Identify and copy all lines of the material where the string "Biceps" is found.

··· DATA SUPPLIED

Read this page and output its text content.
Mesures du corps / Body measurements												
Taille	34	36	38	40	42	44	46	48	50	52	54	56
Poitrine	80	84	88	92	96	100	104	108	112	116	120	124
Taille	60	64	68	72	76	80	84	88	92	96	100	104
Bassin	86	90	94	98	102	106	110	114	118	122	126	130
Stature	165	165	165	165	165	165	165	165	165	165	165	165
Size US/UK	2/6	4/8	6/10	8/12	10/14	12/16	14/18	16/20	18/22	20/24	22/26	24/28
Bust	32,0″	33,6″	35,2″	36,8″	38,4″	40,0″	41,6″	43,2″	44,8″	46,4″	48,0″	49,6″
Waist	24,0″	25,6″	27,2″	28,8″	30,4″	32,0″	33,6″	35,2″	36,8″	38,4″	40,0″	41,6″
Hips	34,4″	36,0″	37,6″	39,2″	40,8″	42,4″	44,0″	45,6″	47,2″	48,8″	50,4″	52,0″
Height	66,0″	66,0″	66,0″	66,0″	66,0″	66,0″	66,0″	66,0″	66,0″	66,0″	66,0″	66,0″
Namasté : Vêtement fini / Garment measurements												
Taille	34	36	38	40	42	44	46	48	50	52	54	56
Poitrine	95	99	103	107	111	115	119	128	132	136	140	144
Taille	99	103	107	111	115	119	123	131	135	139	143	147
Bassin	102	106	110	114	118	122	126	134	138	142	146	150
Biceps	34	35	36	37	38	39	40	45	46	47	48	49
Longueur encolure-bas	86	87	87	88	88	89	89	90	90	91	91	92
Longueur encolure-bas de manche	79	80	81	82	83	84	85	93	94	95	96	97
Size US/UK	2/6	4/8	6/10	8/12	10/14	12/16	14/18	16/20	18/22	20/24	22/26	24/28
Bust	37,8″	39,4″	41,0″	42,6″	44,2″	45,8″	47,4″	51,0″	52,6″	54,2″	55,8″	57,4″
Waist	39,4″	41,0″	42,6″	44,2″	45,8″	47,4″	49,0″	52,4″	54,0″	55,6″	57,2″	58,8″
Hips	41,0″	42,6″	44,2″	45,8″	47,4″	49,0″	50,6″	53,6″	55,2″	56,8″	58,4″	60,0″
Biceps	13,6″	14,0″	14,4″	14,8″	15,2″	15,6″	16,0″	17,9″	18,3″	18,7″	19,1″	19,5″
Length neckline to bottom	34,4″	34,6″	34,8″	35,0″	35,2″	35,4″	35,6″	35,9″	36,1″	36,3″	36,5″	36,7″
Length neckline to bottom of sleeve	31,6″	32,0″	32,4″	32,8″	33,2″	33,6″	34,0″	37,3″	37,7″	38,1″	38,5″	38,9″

······
··· DATA SUPPLIED

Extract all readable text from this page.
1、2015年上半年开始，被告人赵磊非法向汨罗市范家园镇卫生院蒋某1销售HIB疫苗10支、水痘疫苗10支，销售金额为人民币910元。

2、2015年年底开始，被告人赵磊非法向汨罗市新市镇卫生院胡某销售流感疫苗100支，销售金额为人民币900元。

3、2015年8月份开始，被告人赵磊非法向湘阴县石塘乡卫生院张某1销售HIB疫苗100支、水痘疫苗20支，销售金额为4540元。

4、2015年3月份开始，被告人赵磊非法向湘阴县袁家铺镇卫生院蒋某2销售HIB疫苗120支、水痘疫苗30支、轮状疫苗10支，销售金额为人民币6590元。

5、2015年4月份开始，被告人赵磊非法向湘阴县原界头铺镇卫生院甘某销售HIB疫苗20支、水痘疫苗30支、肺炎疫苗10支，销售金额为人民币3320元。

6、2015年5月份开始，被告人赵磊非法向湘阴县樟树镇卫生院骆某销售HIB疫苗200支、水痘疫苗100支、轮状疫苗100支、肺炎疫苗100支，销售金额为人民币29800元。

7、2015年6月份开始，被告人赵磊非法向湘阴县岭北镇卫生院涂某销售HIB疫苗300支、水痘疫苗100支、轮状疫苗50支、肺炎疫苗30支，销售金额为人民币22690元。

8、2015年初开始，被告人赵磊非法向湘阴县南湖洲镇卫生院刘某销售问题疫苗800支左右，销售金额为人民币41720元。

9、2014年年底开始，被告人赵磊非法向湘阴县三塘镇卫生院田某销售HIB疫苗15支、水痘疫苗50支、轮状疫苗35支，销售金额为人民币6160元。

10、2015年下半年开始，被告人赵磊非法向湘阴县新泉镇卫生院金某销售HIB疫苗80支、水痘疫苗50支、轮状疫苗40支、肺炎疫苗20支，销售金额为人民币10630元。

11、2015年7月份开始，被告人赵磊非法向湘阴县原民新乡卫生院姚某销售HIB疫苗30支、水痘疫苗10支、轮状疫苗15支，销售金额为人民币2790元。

······

• WRITTEN SOLUTION:
Biceps	34	35	36	37	38	39	40	45	46	47	48	49
Biceps	13,6″	14,0″	14,4″	14,8″	15,2″	15,6″	16,0″	17,9″	18,3″	18,7″	19,1″	19,5″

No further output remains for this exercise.